▶ Written exercise:
Count, in the entries, the lines with "culture". Answer with the number only.
---
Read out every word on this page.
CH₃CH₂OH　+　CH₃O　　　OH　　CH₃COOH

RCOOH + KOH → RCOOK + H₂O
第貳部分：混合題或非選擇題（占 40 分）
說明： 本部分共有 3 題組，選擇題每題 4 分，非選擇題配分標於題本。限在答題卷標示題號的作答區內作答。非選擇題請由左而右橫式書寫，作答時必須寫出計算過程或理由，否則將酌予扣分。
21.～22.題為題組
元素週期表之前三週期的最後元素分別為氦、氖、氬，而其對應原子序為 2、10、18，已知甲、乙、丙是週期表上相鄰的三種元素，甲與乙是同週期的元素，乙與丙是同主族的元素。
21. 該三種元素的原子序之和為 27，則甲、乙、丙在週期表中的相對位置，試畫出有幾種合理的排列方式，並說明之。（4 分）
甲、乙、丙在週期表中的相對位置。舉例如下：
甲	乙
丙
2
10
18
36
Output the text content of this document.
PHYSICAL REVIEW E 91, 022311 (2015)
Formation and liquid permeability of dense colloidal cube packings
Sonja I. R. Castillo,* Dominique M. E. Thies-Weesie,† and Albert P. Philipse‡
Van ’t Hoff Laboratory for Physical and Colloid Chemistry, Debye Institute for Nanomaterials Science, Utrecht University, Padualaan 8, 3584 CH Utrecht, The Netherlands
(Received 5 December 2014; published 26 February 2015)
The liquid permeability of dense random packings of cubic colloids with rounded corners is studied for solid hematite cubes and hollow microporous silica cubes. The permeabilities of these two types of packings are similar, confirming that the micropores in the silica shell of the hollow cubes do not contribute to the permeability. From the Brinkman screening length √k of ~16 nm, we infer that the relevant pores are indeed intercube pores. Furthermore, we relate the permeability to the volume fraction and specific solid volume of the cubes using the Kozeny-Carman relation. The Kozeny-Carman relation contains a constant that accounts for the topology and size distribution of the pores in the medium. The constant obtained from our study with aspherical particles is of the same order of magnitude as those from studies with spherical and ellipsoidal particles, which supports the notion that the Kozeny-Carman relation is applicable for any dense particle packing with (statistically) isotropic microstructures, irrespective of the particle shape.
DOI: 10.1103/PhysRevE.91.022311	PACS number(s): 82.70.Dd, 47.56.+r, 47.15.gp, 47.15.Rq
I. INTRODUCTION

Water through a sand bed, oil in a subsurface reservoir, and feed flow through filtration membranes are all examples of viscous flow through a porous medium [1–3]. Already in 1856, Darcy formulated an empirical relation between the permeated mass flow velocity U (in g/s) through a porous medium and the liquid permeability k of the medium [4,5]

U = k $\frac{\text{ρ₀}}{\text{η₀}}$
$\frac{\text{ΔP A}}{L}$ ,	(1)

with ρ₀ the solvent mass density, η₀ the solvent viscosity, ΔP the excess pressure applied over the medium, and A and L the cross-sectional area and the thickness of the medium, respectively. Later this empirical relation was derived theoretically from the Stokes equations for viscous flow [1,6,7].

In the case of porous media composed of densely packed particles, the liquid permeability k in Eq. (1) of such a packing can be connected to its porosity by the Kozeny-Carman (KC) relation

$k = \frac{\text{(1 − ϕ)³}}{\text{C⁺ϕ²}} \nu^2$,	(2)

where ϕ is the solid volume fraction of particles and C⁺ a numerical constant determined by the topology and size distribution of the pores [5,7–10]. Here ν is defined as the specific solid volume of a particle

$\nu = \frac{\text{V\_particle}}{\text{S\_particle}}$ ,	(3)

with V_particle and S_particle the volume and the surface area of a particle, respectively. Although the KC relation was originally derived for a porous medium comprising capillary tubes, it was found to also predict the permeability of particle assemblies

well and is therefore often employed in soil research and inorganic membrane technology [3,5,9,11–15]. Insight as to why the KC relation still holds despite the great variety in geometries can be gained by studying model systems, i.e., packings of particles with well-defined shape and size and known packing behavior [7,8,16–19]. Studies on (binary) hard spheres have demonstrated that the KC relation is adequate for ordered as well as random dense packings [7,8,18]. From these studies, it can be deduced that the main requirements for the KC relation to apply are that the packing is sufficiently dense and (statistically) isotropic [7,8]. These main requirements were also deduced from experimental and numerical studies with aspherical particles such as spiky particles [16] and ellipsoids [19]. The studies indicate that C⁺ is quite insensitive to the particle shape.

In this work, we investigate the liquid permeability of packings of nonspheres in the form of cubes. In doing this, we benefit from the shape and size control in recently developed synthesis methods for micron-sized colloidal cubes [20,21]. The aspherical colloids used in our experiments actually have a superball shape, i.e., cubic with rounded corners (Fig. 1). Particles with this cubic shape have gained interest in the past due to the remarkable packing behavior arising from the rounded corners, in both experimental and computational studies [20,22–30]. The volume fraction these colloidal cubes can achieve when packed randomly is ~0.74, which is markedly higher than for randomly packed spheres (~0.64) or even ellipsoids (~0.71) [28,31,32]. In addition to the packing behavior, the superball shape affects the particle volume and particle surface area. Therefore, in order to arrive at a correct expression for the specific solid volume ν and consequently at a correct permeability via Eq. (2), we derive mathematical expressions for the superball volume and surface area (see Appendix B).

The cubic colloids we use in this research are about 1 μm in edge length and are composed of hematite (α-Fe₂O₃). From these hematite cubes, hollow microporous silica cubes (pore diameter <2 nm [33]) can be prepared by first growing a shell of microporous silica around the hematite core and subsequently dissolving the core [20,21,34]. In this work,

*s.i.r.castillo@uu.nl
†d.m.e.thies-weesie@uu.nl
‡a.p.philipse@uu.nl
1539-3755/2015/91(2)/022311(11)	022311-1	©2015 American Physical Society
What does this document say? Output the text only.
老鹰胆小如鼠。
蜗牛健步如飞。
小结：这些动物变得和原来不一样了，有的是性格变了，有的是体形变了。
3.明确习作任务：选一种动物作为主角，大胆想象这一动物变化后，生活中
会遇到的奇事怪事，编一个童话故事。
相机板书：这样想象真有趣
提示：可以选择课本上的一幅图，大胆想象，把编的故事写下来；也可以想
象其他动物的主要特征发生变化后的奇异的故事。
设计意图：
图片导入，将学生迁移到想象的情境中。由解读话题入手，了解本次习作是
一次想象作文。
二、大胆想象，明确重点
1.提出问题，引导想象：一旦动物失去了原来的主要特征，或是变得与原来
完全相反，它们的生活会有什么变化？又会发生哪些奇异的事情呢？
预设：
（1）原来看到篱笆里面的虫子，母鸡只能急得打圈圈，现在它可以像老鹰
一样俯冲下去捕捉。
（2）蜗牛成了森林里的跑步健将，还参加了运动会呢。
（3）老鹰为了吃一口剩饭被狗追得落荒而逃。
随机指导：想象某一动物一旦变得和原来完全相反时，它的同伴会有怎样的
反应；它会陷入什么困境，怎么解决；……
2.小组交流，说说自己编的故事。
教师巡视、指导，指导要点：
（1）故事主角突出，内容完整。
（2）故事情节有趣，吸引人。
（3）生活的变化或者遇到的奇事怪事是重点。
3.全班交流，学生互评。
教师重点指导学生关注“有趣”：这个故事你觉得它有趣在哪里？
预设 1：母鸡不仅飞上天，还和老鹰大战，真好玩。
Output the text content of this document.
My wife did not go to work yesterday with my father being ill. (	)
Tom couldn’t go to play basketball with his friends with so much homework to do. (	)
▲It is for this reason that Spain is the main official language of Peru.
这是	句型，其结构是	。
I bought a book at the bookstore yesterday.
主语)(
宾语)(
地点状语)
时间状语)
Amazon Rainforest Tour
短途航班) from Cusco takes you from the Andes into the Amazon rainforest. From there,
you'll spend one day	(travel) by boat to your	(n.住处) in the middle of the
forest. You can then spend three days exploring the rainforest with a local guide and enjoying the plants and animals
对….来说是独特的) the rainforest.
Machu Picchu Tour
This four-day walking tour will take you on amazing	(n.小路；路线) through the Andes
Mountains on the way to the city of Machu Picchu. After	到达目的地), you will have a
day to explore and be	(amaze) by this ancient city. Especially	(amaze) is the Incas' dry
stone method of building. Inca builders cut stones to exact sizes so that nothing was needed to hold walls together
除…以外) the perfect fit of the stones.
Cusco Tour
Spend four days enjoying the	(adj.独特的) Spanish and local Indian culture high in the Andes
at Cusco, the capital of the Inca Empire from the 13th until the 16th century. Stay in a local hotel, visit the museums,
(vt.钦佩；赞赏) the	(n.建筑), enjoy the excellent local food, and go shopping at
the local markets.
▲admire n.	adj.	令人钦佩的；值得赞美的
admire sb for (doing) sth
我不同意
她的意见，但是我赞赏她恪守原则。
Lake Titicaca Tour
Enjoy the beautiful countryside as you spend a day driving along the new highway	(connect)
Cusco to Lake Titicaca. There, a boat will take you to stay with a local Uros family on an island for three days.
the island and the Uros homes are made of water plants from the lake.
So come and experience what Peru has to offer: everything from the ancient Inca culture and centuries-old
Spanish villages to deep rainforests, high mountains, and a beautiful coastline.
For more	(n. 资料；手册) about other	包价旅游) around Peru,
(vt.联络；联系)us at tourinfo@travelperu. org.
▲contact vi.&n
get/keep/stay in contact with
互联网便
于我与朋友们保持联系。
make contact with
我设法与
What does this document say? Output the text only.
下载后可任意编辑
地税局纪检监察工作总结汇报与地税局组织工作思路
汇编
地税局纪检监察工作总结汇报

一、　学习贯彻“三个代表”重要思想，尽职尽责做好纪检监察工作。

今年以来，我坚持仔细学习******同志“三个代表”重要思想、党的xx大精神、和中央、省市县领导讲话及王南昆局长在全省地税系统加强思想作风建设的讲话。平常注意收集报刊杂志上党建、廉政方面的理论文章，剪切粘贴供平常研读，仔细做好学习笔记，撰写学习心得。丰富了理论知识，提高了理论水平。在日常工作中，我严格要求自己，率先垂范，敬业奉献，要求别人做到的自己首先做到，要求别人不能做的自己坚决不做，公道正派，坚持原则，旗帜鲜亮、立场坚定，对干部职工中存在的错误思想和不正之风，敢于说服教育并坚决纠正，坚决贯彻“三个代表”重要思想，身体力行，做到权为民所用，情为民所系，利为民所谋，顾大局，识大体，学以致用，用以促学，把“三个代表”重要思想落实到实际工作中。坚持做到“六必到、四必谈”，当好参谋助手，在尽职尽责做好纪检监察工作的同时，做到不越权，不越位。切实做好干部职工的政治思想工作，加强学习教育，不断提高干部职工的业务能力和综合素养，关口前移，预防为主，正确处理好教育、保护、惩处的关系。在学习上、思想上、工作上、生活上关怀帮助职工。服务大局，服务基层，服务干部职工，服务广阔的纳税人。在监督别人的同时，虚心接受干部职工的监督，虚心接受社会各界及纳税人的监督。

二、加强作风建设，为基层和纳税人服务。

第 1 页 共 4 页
---
▶ Solved exercise:
2